------ Document passage

Born Sonia Maino on Dec. 9, 1946, near Turin, Italy, Gandhi met her future husband, Rajiv, while both were students at Cambridge. They were married in 1968.

The couple returned to India and had two children, Rahul and Priyanka.

Gandhi became an Indian citizen in 1983 (she could not have done so before that as per Indian law) and preferred to stay out of the limelight despite her mother-in-law's position. After Indira Gandhi's assassination in 1984, Rajiv Gandhi won the elections in a landslide and became India's new prime minister in 1985, reportedly against his wife's wishes.

Rajiv Gandhi himself fell to assassins in 1991 and the Nehru-Gandhi family's almost five-decade hold on Indian politics seemed to have come to an end.

Gandhi stayed out of the political limelight for the next seven years, watching from the sidelines as Congress slid from a once-proud political institution - that had produced three prime ministers, including the nation's first, Jawaharlal Nehru -- to something that represented everything that was wrong with the country. After much pressure, she became head of the party in 1998.

Gandhi was elected to Parliament in October 1999 and became leader of the opposition. Congress' performance in the 2004 election made her a natural choice for prime minister, but in the end she turned down the job.

------------
------ Stored records

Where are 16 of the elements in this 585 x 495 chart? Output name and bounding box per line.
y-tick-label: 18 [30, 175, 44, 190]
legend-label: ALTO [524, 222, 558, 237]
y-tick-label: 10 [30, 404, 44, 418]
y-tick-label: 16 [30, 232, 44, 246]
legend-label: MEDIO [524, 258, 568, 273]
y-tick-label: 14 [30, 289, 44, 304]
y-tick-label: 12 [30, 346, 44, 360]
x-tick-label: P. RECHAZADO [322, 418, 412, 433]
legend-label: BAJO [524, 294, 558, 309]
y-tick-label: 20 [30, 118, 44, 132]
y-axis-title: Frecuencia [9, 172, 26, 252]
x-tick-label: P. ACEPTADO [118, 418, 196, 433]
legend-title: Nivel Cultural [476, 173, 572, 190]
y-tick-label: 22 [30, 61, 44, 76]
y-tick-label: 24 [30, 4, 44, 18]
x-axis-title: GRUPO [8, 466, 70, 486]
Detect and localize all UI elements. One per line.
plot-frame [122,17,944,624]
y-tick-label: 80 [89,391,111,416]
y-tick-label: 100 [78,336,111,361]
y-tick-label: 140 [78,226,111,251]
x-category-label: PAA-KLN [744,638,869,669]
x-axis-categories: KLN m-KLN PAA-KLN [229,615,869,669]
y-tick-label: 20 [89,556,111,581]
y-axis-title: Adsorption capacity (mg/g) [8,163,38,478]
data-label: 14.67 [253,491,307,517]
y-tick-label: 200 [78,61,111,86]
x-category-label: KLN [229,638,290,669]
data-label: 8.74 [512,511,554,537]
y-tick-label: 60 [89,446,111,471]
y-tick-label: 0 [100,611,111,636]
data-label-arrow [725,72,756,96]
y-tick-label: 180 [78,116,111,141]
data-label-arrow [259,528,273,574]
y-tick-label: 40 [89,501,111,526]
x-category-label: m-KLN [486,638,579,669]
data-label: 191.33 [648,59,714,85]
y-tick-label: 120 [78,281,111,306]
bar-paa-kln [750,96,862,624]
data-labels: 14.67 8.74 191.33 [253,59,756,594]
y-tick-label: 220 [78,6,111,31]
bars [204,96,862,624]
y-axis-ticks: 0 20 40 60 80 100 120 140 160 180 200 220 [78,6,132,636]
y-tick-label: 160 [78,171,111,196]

------------

▶ _Task list_
1. In the Sonia Gandhi passage, in what year did she become head of the Congress party?
2. Repeat the Sonia Gandhi passage starting at "Gandhi became an" and ending at "come to an end.".

▶ _Task solutions_
1. 1998

2.
Gandhi became an Indian citizen in 1983 (she could not have done so before that as per Indian law) and preferred to stay out of the limelight despite her mother-in-law's position. After Indira Gandhi's assassination in 1984, Rajiv Gandhi won the elections in a landslide and became India's new prime minister in 1985, reportedly against his wife's wishes.

Rajiv Gandhi himself fell to assassins in 1991 and the Nehru-Gandhi family's almost five-decade hold on Indian politics seemed to have come to an end.